- **Dataset records**:
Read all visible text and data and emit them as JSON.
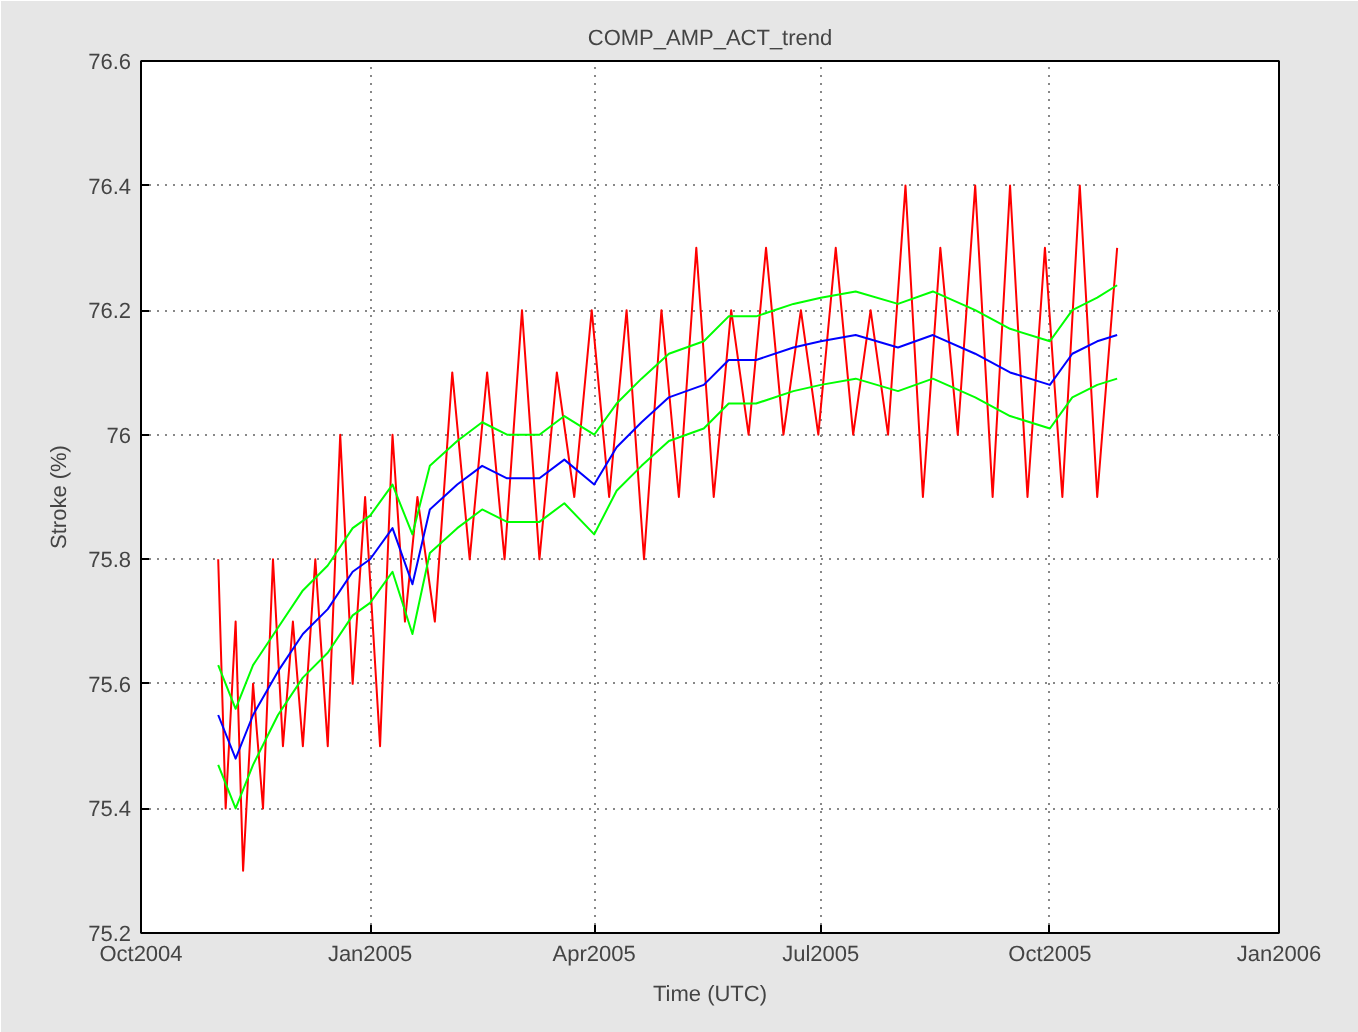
{
  "chart_data": {
    "type": "line",
    "title": "COMP_AMP_ACT_trend",
    "xlabel": "Time (UTC)",
    "ylabel": "Stroke (%)",
    "xlim": [
      "2004-10-01",
      "2006-01-01"
    ],
    "xticks": [
      {
        "value": "2004-10-01",
        "label": "Oct2004"
      },
      {
        "value": "2005-01-01",
        "label": "Jan2005"
      },
      {
        "value": "2005-04-01",
        "label": "Apr2005"
      },
      {
        "value": "2005-07-01",
        "label": "Jul2005"
      },
      {
        "value": "2005-10-01",
        "label": "Oct2005"
      },
      {
        "value": "2006-01-01",
        "label": "Jan2006"
      }
    ],
    "ylim": [
      75.2,
      76.6
    ],
    "yticks": [
      75.2,
      75.4,
      75.6,
      75.8,
      76,
      76.2,
      76.4,
      76.6
    ],
    "grid": true,
    "line_style": "solid",
    "marker": "none",
    "series": [
      {
        "color": "#ff0000",
        "x": [
          "2004-11-01",
          "2004-11-04",
          "2004-11-08",
          "2004-11-11",
          "2004-11-15",
          "2004-11-19",
          "2004-11-23",
          "2004-11-27",
          "2004-12-01",
          "2004-12-05",
          "2004-12-10",
          "2004-12-15",
          "2004-12-20",
          "2004-12-25",
          "2004-12-30",
          "2005-01-05",
          "2005-01-10",
          "2005-01-15",
          "2005-01-20",
          "2005-01-27",
          "2005-02-03",
          "2005-02-10",
          "2005-02-17",
          "2005-02-24",
          "2005-03-03",
          "2005-03-10",
          "2005-03-17",
          "2005-03-24",
          "2005-03-31",
          "2005-04-07",
          "2005-04-14",
          "2005-04-21",
          "2005-04-28",
          "2005-05-05",
          "2005-05-12",
          "2005-05-19",
          "2005-05-26",
          "2005-06-02",
          "2005-06-09",
          "2005-06-16",
          "2005-06-23",
          "2005-06-30",
          "2005-07-07",
          "2005-07-14",
          "2005-07-21",
          "2005-07-28",
          "2005-08-04",
          "2005-08-11",
          "2005-08-18",
          "2005-08-25",
          "2005-09-01",
          "2005-09-08",
          "2005-09-15",
          "2005-09-22",
          "2005-09-29",
          "2005-10-06",
          "2005-10-13",
          "2005-10-20",
          "2005-10-28"
        ],
        "values": [
          75.8,
          75.4,
          75.7,
          75.3,
          75.6,
          75.4,
          75.8,
          75.5,
          75.7,
          75.5,
          75.8,
          75.5,
          76.0,
          75.6,
          75.9,
          75.5,
          76.0,
          75.7,
          75.9,
          75.7,
          76.1,
          75.8,
          76.1,
          75.8,
          76.2,
          75.8,
          76.1,
          75.9,
          76.2,
          75.9,
          76.2,
          75.8,
          76.2,
          75.9,
          76.3,
          75.9,
          76.2,
          76.0,
          76.3,
          76.0,
          76.2,
          76.0,
          76.3,
          76.0,
          76.2,
          76.0,
          76.4,
          75.9,
          76.3,
          76.0,
          76.4,
          75.9,
          76.4,
          75.9,
          76.3,
          75.9,
          76.4,
          75.9,
          76.3
        ]
      },
      {
        "color": "#00ff00",
        "x": [
          "2004-11-01",
          "2004-11-08",
          "2004-11-15",
          "2004-11-25",
          "2004-12-05",
          "2004-12-15",
          "2004-12-25",
          "2005-01-01",
          "2005-01-10",
          "2005-01-18",
          "2005-01-25",
          "2005-02-05",
          "2005-02-15",
          "2005-02-25",
          "2005-03-10",
          "2005-03-20",
          "2005-04-01",
          "2005-04-10",
          "2005-04-20",
          "2005-05-01",
          "2005-05-15",
          "2005-05-25",
          "2005-06-05",
          "2005-06-20",
          "2005-07-01",
          "2005-07-15",
          "2005-08-01",
          "2005-08-15",
          "2005-09-01",
          "2005-09-15",
          "2005-10-01",
          "2005-10-10",
          "2005-10-20",
          "2005-10-28"
        ],
        "values": [
          75.63,
          75.56,
          75.63,
          75.69,
          75.75,
          75.79,
          75.85,
          75.87,
          75.92,
          75.84,
          75.95,
          75.99,
          76.02,
          76.0,
          76.0,
          76.03,
          76.0,
          76.05,
          76.09,
          76.13,
          76.15,
          76.19,
          76.19,
          76.21,
          76.22,
          76.23,
          76.21,
          76.23,
          76.2,
          76.17,
          76.15,
          76.2,
          76.22,
          76.24
        ]
      },
      {
        "color": "#00ff00",
        "x": [
          "2004-11-01",
          "2004-11-08",
          "2004-11-15",
          "2004-11-25",
          "2004-12-05",
          "2004-12-15",
          "2004-12-25",
          "2005-01-01",
          "2005-01-10",
          "2005-01-18",
          "2005-01-25",
          "2005-02-05",
          "2005-02-15",
          "2005-02-25",
          "2005-03-10",
          "2005-03-20",
          "2005-04-01",
          "2005-04-10",
          "2005-04-20",
          "2005-05-01",
          "2005-05-15",
          "2005-05-25",
          "2005-06-05",
          "2005-06-20",
          "2005-07-01",
          "2005-07-15",
          "2005-08-01",
          "2005-08-15",
          "2005-09-01",
          "2005-09-15",
          "2005-10-01",
          "2005-10-10",
          "2005-10-20",
          "2005-10-28"
        ],
        "values": [
          75.47,
          75.4,
          75.47,
          75.55,
          75.61,
          75.65,
          75.71,
          75.73,
          75.78,
          75.68,
          75.81,
          75.85,
          75.88,
          75.86,
          75.86,
          75.89,
          75.84,
          75.91,
          75.95,
          75.99,
          76.01,
          76.05,
          76.05,
          76.07,
          76.08,
          76.09,
          76.07,
          76.09,
          76.06,
          76.03,
          76.01,
          76.06,
          76.08,
          76.09
        ]
      },
      {
        "color": "#0000ff",
        "x": [
          "2004-11-01",
          "2004-11-08",
          "2004-11-15",
          "2004-11-25",
          "2004-12-05",
          "2004-12-15",
          "2004-12-25",
          "2005-01-01",
          "2005-01-10",
          "2005-01-18",
          "2005-01-25",
          "2005-02-05",
          "2005-02-15",
          "2005-02-25",
          "2005-03-10",
          "2005-03-20",
          "2005-04-01",
          "2005-04-10",
          "2005-04-20",
          "2005-05-01",
          "2005-05-15",
          "2005-05-25",
          "2005-06-05",
          "2005-06-20",
          "2005-07-01",
          "2005-07-15",
          "2005-08-01",
          "2005-08-15",
          "2005-09-01",
          "2005-09-15",
          "2005-10-01",
          "2005-10-10",
          "2005-10-20",
          "2005-10-28"
        ],
        "values": [
          75.55,
          75.48,
          75.55,
          75.62,
          75.68,
          75.72,
          75.78,
          75.8,
          75.85,
          75.76,
          75.88,
          75.92,
          75.95,
          75.93,
          75.93,
          75.96,
          75.92,
          75.98,
          76.02,
          76.06,
          76.08,
          76.12,
          76.12,
          76.14,
          76.15,
          76.16,
          76.14,
          76.16,
          76.13,
          76.1,
          76.08,
          76.13,
          76.15,
          76.16
        ]
      }
    ]
  }
}
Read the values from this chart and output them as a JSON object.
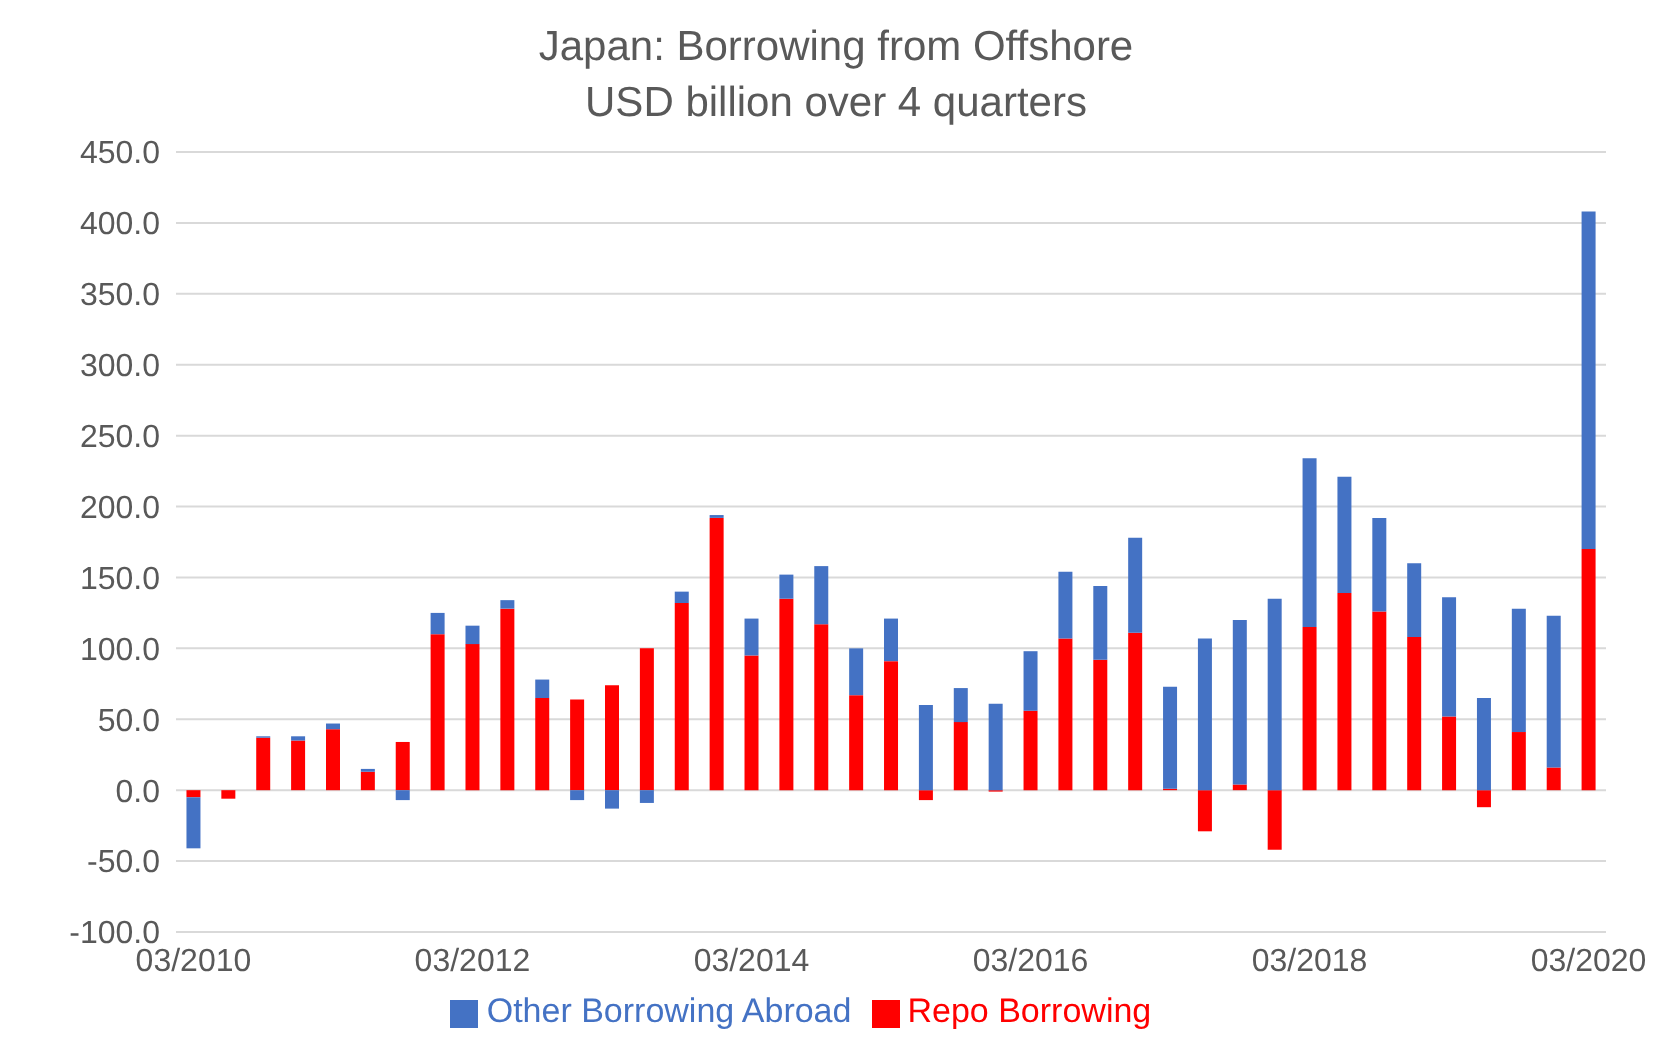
{
  "chart_data": {
    "type": "bar",
    "title": "Japan: Borrowing from Offshore",
    "subtitle": "USD billion over 4 quarters",
    "stacked": true,
    "categories": [
      "03/2010",
      null,
      null,
      null,
      null,
      null,
      null,
      null,
      "03/2012",
      null,
      null,
      null,
      null,
      null,
      null,
      null,
      "03/2014",
      null,
      null,
      null,
      null,
      null,
      null,
      null,
      "03/2016",
      null,
      null,
      null,
      null,
      null,
      null,
      null,
      "03/2018",
      null,
      null,
      null,
      null,
      null,
      null,
      null,
      "03/2020"
    ],
    "series": [
      {
        "name": "Repo Borrowing",
        "color": "#ff0000",
        "values": [
          -5,
          -6,
          37,
          35,
          43,
          13,
          34,
          110,
          103,
          128,
          65,
          64,
          74,
          100,
          132,
          192,
          95,
          135,
          117,
          67,
          91,
          -7,
          48,
          -1,
          56,
          107,
          92,
          111,
          1,
          -29,
          4,
          -42,
          115,
          139,
          126,
          108,
          52,
          -12,
          41,
          16,
          170
        ]
      },
      {
        "name": "Other Borrowing Abroad",
        "color": "#4472c4",
        "values": [
          -36,
          0,
          1,
          3,
          4,
          2,
          -7,
          15,
          13,
          6,
          13,
          -7,
          -13,
          -9,
          8,
          2,
          26,
          17,
          41,
          33,
          30,
          60,
          24,
          61,
          42,
          47,
          52,
          67,
          72,
          107,
          116,
          135,
          119,
          82,
          66,
          52,
          84,
          65,
          87,
          107,
          238
        ]
      }
    ],
    "ylim": [
      -100,
      450
    ],
    "yticks": [
      {
        "value": -100,
        "label": "-100.0"
      },
      {
        "value": -50,
        "label": "-50.0"
      },
      {
        "value": 0,
        "label": "0.0"
      },
      {
        "value": 50,
        "label": "50.0"
      },
      {
        "value": 100,
        "label": "100.0"
      },
      {
        "value": 150,
        "label": "150.0"
      },
      {
        "value": 200,
        "label": "200.0"
      },
      {
        "value": 250,
        "label": "250.0"
      },
      {
        "value": 300,
        "label": "300.0"
      },
      {
        "value": 350,
        "label": "350.0"
      },
      {
        "value": 400,
        "label": "400.0"
      },
      {
        "value": 450,
        "label": "450.0"
      }
    ],
    "grid": "y",
    "legend": "bottom"
  }
}
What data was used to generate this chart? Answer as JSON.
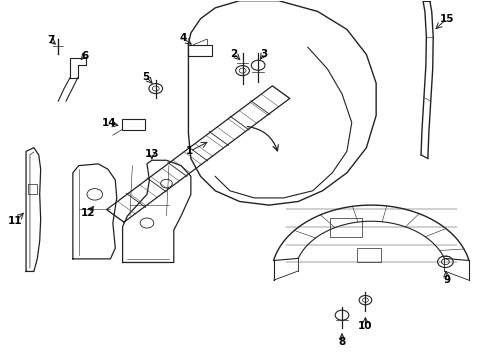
{
  "background_color": "#ffffff",
  "line_color": "#222222",
  "text_color": "#000000",
  "fig_width": 4.89,
  "fig_height": 3.6,
  "dpi": 100
}
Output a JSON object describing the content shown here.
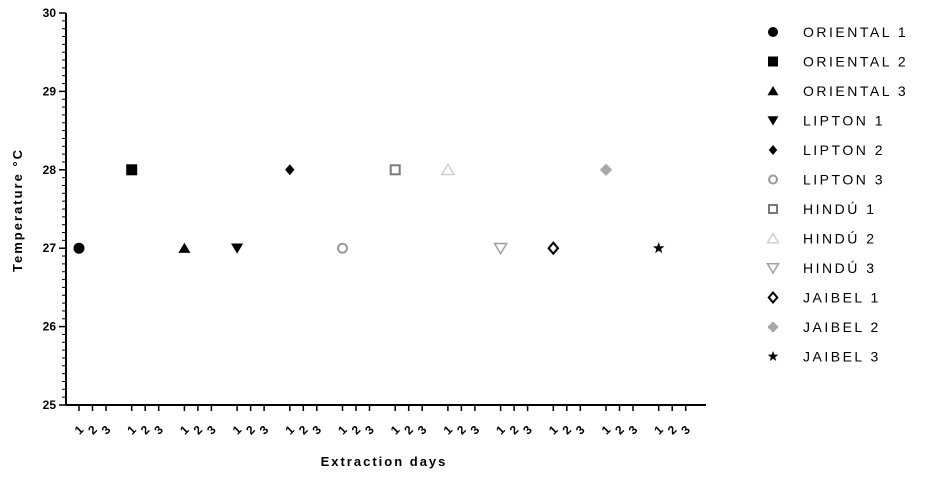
{
  "chart_data": {
    "type": "scatter",
    "xlabel": "Extraction days",
    "ylabel": "Temperature °C",
    "ylim": [
      25,
      30
    ],
    "yticks": [
      "25",
      "26",
      "27",
      "28",
      "29",
      "30"
    ],
    "x_tick_pattern": [
      "1",
      "2",
      "3"
    ],
    "legend_position": "right",
    "grid": false,
    "series": [
      {
        "name": "ORIENTAL 1",
        "day": 1,
        "value": 27,
        "marker": "circle",
        "color": "#000000"
      },
      {
        "name": "ORIENTAL 2",
        "day": 1,
        "value": 28,
        "marker": "square",
        "color": "#000000"
      },
      {
        "name": "ORIENTAL 3",
        "day": 1,
        "value": 27,
        "marker": "triangle-up",
        "color": "#000000"
      },
      {
        "name": "LIPTON 1",
        "day": 1,
        "value": 27,
        "marker": "triangle-down",
        "color": "#000000"
      },
      {
        "name": "LIPTON 2",
        "day": 1,
        "value": 28,
        "marker": "diamond",
        "color": "#000000"
      },
      {
        "name": "LIPTON 3",
        "day": 1,
        "value": 27,
        "marker": "circle-open",
        "color": "#9a9a9a"
      },
      {
        "name": "HINDÚ 1",
        "day": 1,
        "value": 28,
        "marker": "square-open",
        "color": "#7a7a7a"
      },
      {
        "name": "HINDÚ 2",
        "day": 1,
        "value": 28,
        "marker": "triangle-up-open",
        "color": "#d0d0d0"
      },
      {
        "name": "HINDÚ 3",
        "day": 1,
        "value": 27,
        "marker": "triangle-down-open",
        "color": "#a0a0a0"
      },
      {
        "name": "JAIBEL 1",
        "day": 1,
        "value": 27,
        "marker": "diamond-open",
        "color": "#000000"
      },
      {
        "name": "JAIBEL 2",
        "day": 1,
        "value": 28,
        "marker": "plus-circle",
        "color": "#a8a8a8"
      },
      {
        "name": "JAIBEL 3",
        "day": 1,
        "value": 27,
        "marker": "star",
        "color": "#000000"
      }
    ]
  }
}
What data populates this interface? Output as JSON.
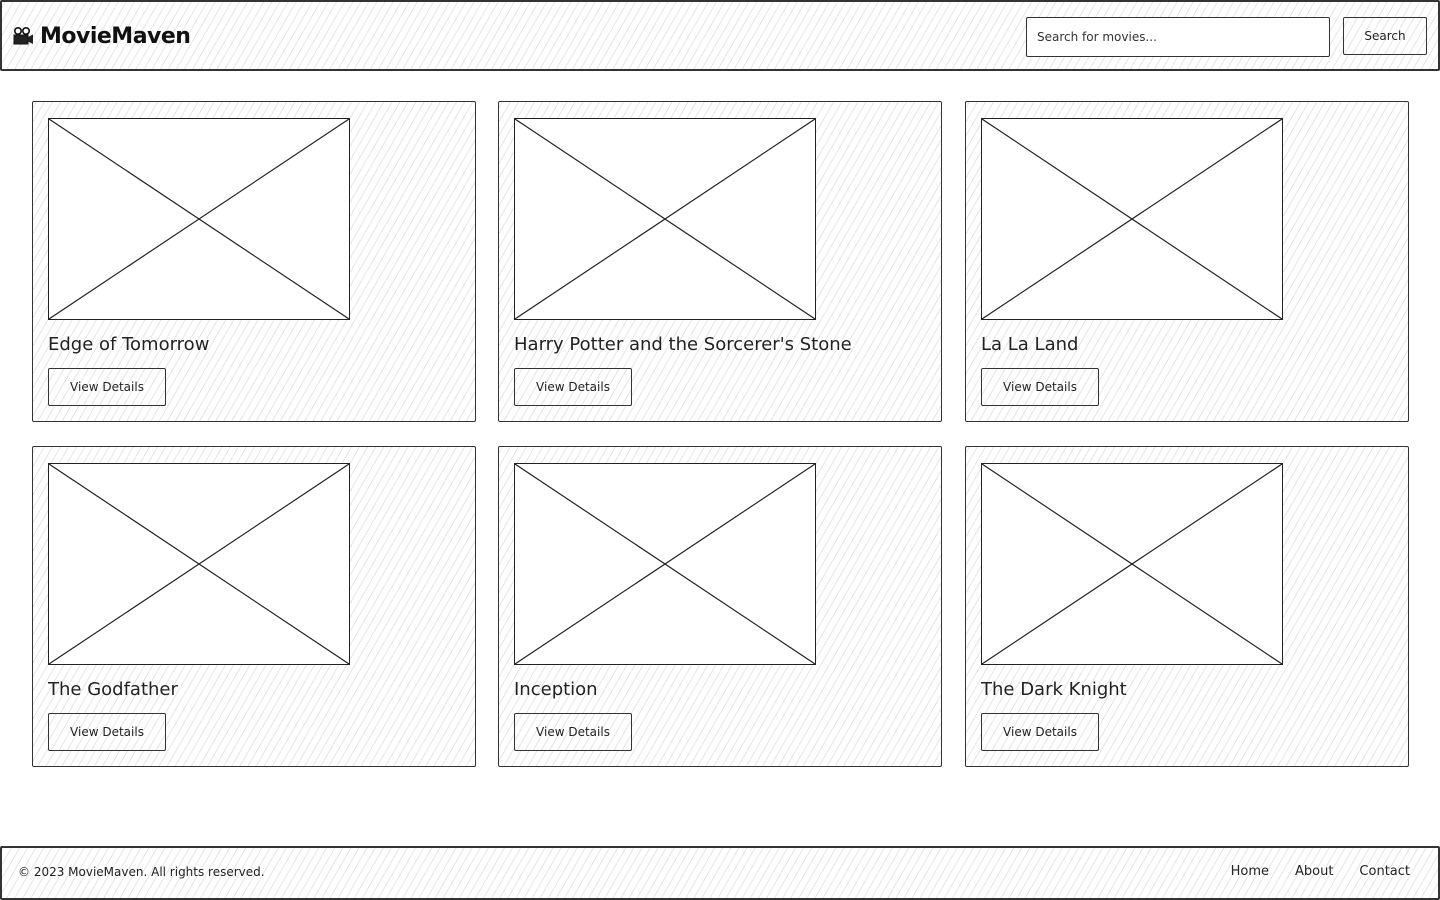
{
  "header": {
    "logo_icon": "film-camera-icon",
    "logo_text": "MovieMaven",
    "search_placeholder": "Search for movies...",
    "search_button": "Search"
  },
  "movies": [
    {
      "title": "Edge of Tomorrow",
      "button": "View Details"
    },
    {
      "title": "Harry Potter and the Sorcerer's Stone",
      "button": "View Details"
    },
    {
      "title": "La La Land",
      "button": "View Details"
    },
    {
      "title": "The Godfather",
      "button": "View Details"
    },
    {
      "title": "Inception",
      "button": "View Details"
    },
    {
      "title": "The Dark Knight",
      "button": "View Details"
    }
  ],
  "footer": {
    "copyright": "© 2023 MovieMaven. All rights reserved.",
    "links": [
      "Home",
      "About",
      "Contact"
    ]
  }
}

- **Instructions for the task**: Exactly repeat every line from the line that includes "What data populates" to the end of the listing, and nothing else, leaving pictures out.

- **Exercise output**:
What data populates this interface? Output as JSON.
{
  "header": {
    "logo_icon": "film-camera-icon",
    "logo_text": "MovieMaven",
    "search_placeholder": "Search for movies...",
    "search_button": "Search"
  },
  "movies": [
    {
      "title": "Edge of Tomorrow",
      "button": "View Details"
    },
    {
      "title": "Harry Potter and the Sorcerer's Stone",
      "button": "View Details"
    },
    {
      "title": "La La Land",
      "button": "View Details"
    },
    {
      "title": "The Godfather",
      "button": "View Details"
    },
    {
      "title": "Inception",
      "button": "View Details"
    },
    {
      "title": "The Dark Knight",
      "button": "View Details"
    }
  ],
  "footer": {
    "copyright": "© 2023 MovieMaven. All rights reserved.",
    "links": [
      "Home",
      "About",
      "Contact"
    ]
  }
}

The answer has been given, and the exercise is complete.